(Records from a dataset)
◆ ◆ ◆ ◆ ◆ ◆ ◆

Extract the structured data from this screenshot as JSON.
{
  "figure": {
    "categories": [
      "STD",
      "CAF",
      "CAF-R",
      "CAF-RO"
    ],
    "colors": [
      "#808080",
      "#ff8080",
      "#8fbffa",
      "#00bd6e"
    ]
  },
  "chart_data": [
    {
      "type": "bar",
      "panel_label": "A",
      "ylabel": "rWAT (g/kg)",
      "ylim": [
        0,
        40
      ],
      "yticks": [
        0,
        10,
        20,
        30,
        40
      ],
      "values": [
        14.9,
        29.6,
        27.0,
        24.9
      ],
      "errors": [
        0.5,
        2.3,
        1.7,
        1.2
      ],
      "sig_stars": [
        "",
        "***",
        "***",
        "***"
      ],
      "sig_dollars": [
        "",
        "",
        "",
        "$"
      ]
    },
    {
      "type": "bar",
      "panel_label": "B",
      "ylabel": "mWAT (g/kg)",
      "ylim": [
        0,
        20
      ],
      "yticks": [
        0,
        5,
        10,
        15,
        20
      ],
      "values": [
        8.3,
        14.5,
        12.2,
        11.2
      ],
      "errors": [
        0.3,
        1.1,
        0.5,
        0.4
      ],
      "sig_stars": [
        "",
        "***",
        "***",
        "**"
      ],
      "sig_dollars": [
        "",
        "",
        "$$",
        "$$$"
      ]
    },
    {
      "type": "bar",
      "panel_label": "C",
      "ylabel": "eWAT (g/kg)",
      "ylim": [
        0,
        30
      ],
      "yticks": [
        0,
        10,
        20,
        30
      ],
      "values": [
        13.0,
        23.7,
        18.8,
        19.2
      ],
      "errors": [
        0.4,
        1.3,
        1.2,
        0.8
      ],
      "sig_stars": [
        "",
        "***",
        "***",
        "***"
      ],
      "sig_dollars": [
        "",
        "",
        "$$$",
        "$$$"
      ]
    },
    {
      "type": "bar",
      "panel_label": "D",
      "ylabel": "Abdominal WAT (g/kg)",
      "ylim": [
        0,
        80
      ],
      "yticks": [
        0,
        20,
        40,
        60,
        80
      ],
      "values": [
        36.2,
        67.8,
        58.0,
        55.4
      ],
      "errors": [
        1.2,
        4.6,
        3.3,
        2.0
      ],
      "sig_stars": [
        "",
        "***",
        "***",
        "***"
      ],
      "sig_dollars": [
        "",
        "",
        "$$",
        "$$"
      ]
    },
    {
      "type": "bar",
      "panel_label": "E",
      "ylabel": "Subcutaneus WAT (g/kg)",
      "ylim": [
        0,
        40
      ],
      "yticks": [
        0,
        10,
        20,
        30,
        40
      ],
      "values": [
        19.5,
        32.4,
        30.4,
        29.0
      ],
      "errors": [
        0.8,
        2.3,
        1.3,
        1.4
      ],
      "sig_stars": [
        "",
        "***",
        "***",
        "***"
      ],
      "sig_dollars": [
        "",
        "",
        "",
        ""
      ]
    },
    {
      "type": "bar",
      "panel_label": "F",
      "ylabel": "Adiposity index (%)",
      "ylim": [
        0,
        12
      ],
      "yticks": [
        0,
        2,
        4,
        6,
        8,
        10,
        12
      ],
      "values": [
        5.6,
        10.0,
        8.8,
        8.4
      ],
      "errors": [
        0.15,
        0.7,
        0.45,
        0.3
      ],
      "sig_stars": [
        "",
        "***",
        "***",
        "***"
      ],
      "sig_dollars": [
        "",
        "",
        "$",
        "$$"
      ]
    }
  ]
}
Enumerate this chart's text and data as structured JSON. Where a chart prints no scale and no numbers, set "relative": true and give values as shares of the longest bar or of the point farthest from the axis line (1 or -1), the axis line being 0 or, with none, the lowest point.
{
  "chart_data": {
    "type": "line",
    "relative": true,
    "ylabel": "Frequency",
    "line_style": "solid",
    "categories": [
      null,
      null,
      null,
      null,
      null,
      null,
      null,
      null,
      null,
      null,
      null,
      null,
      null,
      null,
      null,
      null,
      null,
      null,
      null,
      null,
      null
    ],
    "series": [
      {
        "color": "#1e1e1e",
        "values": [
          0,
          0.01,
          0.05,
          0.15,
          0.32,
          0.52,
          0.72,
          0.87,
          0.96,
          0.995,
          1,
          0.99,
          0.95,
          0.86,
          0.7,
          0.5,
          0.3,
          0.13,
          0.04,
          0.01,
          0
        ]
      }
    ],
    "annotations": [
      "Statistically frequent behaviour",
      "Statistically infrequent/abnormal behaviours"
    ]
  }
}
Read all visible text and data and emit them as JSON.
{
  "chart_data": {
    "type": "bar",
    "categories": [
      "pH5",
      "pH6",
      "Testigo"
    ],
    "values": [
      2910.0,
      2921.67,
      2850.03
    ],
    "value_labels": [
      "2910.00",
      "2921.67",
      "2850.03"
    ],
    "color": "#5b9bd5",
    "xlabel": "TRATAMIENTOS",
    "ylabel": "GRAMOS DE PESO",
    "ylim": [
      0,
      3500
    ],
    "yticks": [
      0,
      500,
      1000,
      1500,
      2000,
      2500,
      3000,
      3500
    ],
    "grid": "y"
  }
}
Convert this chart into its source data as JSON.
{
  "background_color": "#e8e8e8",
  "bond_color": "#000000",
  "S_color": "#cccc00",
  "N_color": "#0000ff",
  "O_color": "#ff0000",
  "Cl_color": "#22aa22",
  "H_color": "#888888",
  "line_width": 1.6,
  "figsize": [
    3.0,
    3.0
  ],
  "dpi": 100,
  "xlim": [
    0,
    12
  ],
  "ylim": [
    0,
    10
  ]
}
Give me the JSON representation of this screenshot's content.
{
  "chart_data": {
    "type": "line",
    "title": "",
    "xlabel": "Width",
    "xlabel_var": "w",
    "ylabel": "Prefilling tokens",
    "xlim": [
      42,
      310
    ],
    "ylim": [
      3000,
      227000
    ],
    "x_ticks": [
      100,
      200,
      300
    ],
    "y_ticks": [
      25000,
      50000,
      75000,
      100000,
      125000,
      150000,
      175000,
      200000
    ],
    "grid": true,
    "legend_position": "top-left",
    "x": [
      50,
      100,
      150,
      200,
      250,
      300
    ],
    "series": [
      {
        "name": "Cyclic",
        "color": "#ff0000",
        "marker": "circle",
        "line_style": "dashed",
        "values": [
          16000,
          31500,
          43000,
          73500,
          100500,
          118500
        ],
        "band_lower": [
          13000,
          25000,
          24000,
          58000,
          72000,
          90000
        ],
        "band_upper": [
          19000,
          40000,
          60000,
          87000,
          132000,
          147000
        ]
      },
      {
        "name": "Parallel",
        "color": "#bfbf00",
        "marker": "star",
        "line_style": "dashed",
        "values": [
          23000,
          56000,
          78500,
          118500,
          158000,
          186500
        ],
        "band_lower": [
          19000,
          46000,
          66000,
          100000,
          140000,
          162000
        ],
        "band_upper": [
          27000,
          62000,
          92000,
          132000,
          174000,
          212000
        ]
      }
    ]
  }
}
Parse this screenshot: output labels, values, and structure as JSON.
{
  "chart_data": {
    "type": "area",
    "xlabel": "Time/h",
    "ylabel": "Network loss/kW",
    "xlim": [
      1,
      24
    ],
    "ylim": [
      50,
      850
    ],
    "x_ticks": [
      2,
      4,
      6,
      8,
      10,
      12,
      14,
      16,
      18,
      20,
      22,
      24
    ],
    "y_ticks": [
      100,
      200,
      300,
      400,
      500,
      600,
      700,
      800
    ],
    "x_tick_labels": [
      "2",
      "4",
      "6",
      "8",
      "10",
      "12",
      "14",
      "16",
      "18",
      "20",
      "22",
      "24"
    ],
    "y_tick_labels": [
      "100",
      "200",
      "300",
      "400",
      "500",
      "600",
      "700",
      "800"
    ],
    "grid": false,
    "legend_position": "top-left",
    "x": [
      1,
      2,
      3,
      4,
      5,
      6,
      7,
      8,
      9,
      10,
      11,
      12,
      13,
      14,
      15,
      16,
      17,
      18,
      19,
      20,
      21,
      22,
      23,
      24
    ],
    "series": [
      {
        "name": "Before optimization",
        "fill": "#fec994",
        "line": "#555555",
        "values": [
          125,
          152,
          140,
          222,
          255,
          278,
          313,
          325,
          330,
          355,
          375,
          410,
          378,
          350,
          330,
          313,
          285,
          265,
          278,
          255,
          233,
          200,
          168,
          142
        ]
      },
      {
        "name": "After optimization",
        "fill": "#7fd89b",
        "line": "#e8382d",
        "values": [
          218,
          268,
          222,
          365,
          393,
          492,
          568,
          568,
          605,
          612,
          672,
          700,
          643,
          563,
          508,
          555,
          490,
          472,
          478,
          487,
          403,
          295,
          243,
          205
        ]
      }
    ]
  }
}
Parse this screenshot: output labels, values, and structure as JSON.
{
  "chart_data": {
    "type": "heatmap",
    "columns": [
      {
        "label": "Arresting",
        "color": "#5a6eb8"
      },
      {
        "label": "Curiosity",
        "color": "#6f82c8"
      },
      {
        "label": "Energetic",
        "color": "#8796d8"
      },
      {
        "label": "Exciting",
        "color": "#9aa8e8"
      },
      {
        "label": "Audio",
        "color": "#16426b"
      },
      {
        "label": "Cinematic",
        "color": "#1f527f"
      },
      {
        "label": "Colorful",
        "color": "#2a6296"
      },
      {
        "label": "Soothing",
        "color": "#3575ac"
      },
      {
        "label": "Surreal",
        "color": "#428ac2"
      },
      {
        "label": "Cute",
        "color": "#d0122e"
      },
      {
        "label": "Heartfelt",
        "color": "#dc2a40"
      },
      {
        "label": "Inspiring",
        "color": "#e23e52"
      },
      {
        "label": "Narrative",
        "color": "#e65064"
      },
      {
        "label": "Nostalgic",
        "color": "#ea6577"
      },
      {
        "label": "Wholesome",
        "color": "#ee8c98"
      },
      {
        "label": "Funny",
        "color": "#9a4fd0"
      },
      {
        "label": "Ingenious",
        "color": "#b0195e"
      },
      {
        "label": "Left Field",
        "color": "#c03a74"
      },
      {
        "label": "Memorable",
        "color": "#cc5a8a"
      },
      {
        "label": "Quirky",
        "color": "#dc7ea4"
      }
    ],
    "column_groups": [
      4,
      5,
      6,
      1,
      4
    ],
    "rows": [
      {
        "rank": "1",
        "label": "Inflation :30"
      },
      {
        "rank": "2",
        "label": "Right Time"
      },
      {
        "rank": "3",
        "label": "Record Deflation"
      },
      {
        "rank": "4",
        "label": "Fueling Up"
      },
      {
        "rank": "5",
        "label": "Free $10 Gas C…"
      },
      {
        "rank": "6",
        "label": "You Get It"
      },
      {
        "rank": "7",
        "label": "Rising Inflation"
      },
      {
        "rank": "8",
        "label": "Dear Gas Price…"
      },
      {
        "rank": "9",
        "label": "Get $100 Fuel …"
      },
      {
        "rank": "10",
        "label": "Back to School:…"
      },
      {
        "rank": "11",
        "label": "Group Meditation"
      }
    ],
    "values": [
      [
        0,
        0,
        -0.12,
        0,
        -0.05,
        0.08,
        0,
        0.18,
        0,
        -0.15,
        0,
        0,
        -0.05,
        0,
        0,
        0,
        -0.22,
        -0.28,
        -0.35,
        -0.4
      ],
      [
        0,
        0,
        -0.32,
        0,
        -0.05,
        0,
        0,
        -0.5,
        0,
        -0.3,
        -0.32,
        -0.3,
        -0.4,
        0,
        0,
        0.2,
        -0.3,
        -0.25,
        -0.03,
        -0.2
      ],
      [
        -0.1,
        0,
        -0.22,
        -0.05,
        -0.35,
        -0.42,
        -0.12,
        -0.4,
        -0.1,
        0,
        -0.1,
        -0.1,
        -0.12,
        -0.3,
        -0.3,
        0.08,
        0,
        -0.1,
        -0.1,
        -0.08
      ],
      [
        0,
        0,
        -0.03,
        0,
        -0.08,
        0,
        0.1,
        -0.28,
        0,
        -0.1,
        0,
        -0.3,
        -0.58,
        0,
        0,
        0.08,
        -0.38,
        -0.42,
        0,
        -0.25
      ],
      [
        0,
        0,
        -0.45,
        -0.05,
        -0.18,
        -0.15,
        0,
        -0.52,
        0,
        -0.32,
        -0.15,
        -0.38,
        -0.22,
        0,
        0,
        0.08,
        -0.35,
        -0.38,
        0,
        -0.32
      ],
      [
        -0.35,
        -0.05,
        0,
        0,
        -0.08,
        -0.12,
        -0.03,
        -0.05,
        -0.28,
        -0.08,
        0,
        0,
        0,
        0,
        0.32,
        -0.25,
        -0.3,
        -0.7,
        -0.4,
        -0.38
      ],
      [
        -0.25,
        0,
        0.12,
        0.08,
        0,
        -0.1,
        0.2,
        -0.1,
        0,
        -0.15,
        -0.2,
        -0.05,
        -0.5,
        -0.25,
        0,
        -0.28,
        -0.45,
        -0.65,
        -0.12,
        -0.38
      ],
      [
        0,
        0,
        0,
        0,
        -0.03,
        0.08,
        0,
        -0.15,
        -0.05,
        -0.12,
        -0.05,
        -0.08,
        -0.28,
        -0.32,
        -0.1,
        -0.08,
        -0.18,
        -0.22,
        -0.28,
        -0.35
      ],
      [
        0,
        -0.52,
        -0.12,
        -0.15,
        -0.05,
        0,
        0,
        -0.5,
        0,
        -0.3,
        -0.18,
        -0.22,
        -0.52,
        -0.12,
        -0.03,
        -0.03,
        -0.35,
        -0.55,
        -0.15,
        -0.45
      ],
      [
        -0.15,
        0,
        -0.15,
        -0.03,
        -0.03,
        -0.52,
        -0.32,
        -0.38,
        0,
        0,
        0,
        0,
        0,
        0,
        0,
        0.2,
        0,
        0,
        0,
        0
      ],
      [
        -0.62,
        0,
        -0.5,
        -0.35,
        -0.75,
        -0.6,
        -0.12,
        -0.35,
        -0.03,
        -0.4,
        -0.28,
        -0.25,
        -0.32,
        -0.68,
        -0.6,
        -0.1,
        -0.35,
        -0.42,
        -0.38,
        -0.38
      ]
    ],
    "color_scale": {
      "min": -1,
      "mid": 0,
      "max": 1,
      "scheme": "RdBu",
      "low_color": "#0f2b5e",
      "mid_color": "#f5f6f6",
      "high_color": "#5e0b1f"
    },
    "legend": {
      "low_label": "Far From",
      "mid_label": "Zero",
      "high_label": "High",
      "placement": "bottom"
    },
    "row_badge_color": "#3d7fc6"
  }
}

◆ ◆ ◆ ◆ ◆ ◆ ◆

**Requirement:**
Select from the material above each line in which the string "rank" appears, and list those lines.

**Answer in full:**
        "rank": "1",
        "rank": "2",
        "rank": "3",
        "rank": "4",
        "rank": "5",
        "rank": "6",
        "rank": "7",
        "rank": "8",
        "rank": "9",
        "rank": "10",
        "rank": "11",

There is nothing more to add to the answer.